*** SOURCE INFORMATION Section Begins ***

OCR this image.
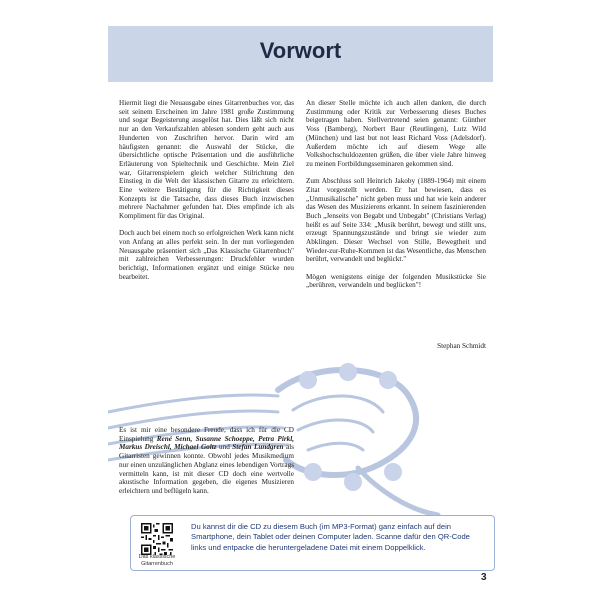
Vorwort

Hiermit liegt die Neuausgabe eines Gitarrenbuches vor, das seit seinem Erscheinen im Jahre 1981 große Zustimmung und sogar Begeisterung ausgelöst hat. Dies läßt sich nicht nur an den Verkaufszahlen ablesen sondern geht auch aus Hunderten von Zuschriften hervor. Darin wird am häufigsten genannt: die Auswahl der Stücke, die übersichtliche optische Präsentation und die ausführliche Erläuterung von Spieltechnik und Geschichte. Mein Ziel war, Gitarrenspielern gleich welcher Stilrichtung den Einstieg in die Welt der klassischen Gitarre zu erleichtern. Eine weitere Bestätigung für die Richtigkeit dieses Konzepts ist die Tatsache, dass dieses Buch inzwischen mehrere Nachahmer gefunden hat. Dies empfinde ich als Kompliment für das Original.

Doch auch bei einem noch so erfolgreichen Werk kann nicht von Anfang an alles perfekt sein. In der nun vorliegenden Neuausgabe präsentiert sich „Das Klassische Gitarrenbuch" mit zahlreichen Verbesserungen: Druckfehler wurden berichtigt, Informationen ergänzt und einige Stücke neu bearbeitet.

An dieser Stelle möchte ich auch allen danken, die durch Zustimmung oder Kritik zur Verbesserung dieses Buches beigetragen haben. Stellvertretend seien genannt: Günther Voss (Bamberg), Norbert Baur (Reutlingen), Lutz Wild (München) und last but not least Richard Voss (Adelsdorf). Außerdem möchte ich auf diesem Wege alle Volkshochschuldozenten grüßen, die über viele Jahre hinweg zu meinen Fortbildungsseminaren gekommen sind.

Zum Abschluss soll Heinrich Jakoby (1889-1964) mit einem Zitat vorgestellt werden. Er hat bewiesen, dass es „Unmusikalische" nicht geben muss und hat wie kein anderer das Wesen des Musizierens erkannt. In seinem faszinierenden Buch „Jenseits von Begabt und Unbegabt" (Christians Verlag) heißt es auf Seite 334: „Musik berührt, bewegt und stillt uns, erzeugt Spannungszustände und bringt sie wieder zum Abklingen. Dieser Wechsel von Stille, Bewegtheit und Wieder-zur-Ruhe-Kommen ist das Wesentliche, das Menschen berührt, verwandelt und beglückt."

Mögen wenigstens einige der folgenden Musikstücke Sie „berühren, verwandeln und beglücken"!

Stephan Schmidt
Es ist mir eine besondere Freude, dass ich für die CD Einspielung René Senn, Susanne Schoeppe, Petra Pirkl, Markus Dreischl, Michael Goltz und Stefan Lundgren als Gitarristen gewinnen konnte. Obwohl jedes Musikmedium nur einen unzulänglichen Abglanz eines lebendigen Vortrags vermitteln kann, ist mit dieser CD doch eine wertvolle akustische Information gegeben, die eigenes Musizieren erleichtern und beflügeln kann.
Das klassische Gitarrenbuch
Du kannst dir die CD zu diesem Buch (im MP3-Format) ganz einfach auf dein Smartphone, dein Tablet oder deinen Computer laden. Scanne dafür den QR-Code links und entpacke die heruntergeladene Datei mit einem Doppelklick.
3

*** SOURCE INFORMATION Section Ends ***

TASK PROMPT: Read through the data above. Report each line that has the word "Neuausgabe".

TASK RESPONSE:
Hiermit liegt die Neuausgabe eines Gitarrenbuches vor, das seit seinem Erscheinen im Jahre 1981 große Zustimmung und sogar Begeisterung ausgelöst hat. Dies läßt sich nicht nur an den Verkaufszahlen ablesen sondern geht auch aus Hunderten von Zuschriften hervor. Darin wird am häufigsten genannt: die Auswahl der Stücke, die übersichtliche optische Präsentation und die ausführliche Erläuterung von Spieltechnik und Geschichte. Mein Ziel war, Gitarrenspielern gleich welcher Stilrichtung den Einstieg in die Welt der klassischen Gitarre zu erleichtern. Eine weitere Bestätigung für die Richtigkeit dieses Konzepts ist die Tatsache, dass dieses Buch inzwischen mehrere Nachahmer gefunden hat. Dies empfinde ich als Kompliment für das Original.
Doch auch bei einem noch so erfolgreichen Werk kann nicht von Anfang an alles perfekt sein. In der nun vorliegenden Neuausgabe präsentiert sich „Das Klassische Gitarrenbuch" mit zahlreichen Verbesserungen: Druckfehler wurden berichtigt, Informationen ergänzt und einige Stücke neu bearbeitet.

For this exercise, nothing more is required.